_Cuplikan Teks_
Bakteri Salmonella menyebabkan penyakit salmonellosis berupa keracunan pada manusia dan menimbulkan gejala gastroenteritis (Brufau dan Tacon 1999).
Septicemia, cellulitis, kepala membengkak, airsaculitis merupakan gejala penyakit pada unggas akibat kontaminasi E. coli dalam pakan (Maciorowski et al. 2007), sedangkan pada manusia dapat menyebabkan gangguan pencernaan (Bousfield dan Brown 2011).
Kapang
Pakan yang sehat selain mengandung nilai gizi yang lengkap, juga tidak dicemari kapang atau cendawan, karena cendawan selain merusak pakan juga menghasilkan toksin yang disebut dengan mikotoksin. Salah satu jenis toksin yang tergolong mikotoksin adalah aftatoksin yang dihasilkan oleh Aspergillus flavus dan Aspergillus parasiticus (Cardwell et al 2001)
kapang tersebut tumbuh pada media yang kaya protein, lemak dan karbohidrat. Aflatoksin merupakan senyawa toksin yang dapat mematikan manusia dan ternak yang diproduksi secara alami oleh kedua kapang tersebut.
Aspergillus flavus merupakan kapang yang tersebar luas di alam. Kapang ini umumnya menginfeksi bahan pakan setelah bahan pakan tersebut terlebih dahulu diserang hama, misalnya hama gudang atau penggerek. Oleh karena itu bahan pakan haruslah terjaga baik selama penyimpanan. Kondisi ideal tersebut mencakup kelembaban udara yang tinggi dan suhu yang tinggi (Pratiwi et al. 2015).
Penggunaan Teknik Optimisasi
Secara umum optimasi berarti pencarian nilai terbaik (minimum atau maksimum) dari beberapa fungsi yang diberikan pada suatu konteks. Optimasi merupakan pendekatan normatif dengan mengidentifikasi penyelesaian terbaik dari suatu permasalahan yang diarahkan pada titik maksimum atau minimum suatu fungsi tujuan.

Catatan data:
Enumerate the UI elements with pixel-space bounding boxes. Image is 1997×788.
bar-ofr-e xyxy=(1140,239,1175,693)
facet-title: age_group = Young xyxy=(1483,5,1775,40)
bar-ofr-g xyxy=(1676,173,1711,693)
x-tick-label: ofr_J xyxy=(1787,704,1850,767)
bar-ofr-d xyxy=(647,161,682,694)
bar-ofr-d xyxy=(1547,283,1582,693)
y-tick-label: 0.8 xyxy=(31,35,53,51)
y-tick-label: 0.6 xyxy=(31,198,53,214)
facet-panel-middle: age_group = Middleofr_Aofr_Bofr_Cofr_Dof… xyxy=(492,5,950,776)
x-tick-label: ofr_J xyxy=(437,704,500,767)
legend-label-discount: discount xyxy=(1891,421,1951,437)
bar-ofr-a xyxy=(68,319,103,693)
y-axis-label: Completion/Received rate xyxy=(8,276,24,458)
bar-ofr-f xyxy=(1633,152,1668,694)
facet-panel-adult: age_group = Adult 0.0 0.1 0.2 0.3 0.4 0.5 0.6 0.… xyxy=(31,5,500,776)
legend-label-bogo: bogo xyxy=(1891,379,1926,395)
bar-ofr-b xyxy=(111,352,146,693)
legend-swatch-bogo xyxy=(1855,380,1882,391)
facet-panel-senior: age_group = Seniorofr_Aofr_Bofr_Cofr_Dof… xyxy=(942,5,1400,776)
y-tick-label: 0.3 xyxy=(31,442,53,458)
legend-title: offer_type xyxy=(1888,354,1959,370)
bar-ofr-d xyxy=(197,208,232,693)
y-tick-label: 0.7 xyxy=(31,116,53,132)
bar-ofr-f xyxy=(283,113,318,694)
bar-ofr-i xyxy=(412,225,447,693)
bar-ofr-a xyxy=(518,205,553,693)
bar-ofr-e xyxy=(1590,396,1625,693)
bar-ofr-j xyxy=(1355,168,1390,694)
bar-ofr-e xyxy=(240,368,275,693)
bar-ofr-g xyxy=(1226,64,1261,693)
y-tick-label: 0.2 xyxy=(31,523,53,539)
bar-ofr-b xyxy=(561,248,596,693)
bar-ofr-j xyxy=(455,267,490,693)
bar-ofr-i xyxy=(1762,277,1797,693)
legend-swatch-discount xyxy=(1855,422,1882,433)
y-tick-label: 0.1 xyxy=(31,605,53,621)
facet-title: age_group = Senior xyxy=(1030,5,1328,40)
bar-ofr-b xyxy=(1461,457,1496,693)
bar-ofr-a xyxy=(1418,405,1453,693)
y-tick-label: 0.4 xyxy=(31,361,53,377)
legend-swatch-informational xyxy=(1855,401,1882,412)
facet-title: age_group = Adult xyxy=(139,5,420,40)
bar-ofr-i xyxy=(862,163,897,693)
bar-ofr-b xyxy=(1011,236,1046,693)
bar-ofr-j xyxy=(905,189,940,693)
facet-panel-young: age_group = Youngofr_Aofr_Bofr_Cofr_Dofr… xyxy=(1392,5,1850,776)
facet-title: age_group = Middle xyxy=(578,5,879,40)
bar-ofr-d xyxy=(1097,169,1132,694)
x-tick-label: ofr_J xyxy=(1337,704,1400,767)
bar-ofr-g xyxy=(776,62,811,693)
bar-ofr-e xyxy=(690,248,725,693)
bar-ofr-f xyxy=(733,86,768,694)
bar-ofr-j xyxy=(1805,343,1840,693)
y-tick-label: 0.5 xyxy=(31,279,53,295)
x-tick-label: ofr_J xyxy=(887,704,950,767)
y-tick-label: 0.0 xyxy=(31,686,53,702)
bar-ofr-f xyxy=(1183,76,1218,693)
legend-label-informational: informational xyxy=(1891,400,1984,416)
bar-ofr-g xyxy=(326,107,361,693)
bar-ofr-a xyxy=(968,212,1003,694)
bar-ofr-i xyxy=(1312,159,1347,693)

_Daftar Pertanyaan_
1. Menurut teks tentang cemaran pada pakan, penyakit apa yang disebabkan bakteri Salmonella pada manusia?
2. Lanjutkan teks tentang cemaran pakan dan teknik optimisasi, dimulai setelah kalimat terakhirnya.

_Jawaban per Tugas_
1. Salmonellosis, berupa keracunan dengan gejala gastroenteritis.

2.
Berdasarkan langkah-langkah optimasi setelah masalah diidentifikasi dan tujuan ditetapkan maka langkah selanjutnya adalah memformulasikan model matematik yang meliputi tiga tahap yaitu:
1. Menentukan variabel yang tidak diketahui (variabel keputusan) dan nyatakan dalam simbol matematik
2. Membentuk fungsi tujuan yang ditunjukkan sebagai hubungan linier (bukan perkalian) dari variabel keputusan,
3. Menentukan semua kendala masalah tersebut dan mengekspresikan dalam persamaan atau pertidaksamaan yang juga merupakan hubungan linier dari variabel keputusan yang mencerminkan keterbatasan sumberdaya masalah tersebut.
Program linier adalah suatu teknik optimalisasi dimana variabel-variabelnya
linier. Metode ini dipakai pada saat dihadapkan pada beberapa pilihan dengan batasan-batasan tertentu, sedangkan dilain pihak dikehendaki keputusan yang
optimum (maksimum/minimum). Pemrograman linier berkaitan dengan
penjelasan suatu kasus dalam dunia nyata sebagai suatu model matematika yang terdiri dari sebuah fungsi tujuan linier dengan beberapa kendala linier.
Pemrograman linier meliputi perencanaan aktivitas untuk mendapatkan hasil optimal, yaitu sebuah hasil yang mencapai tujuan terbaik (menurut model matematika) diantara semua kemungkinan alternatif yang ada (Yamit 2007).
Suatu permasalahan optimasi disebut non-linier jika fungsi tujuan dan kendalanya mempunyai bentuk non-linier pada salah satu atau keduanya. Optimasi non-linier ditinjau dari pandangan matematis adalah topik lanjutan dan secara konsepsual, sulit untuk diselesaikan. Dibutuhkan pengetahuan aktif mengenai kalkulus, differensial dan aljabar linier.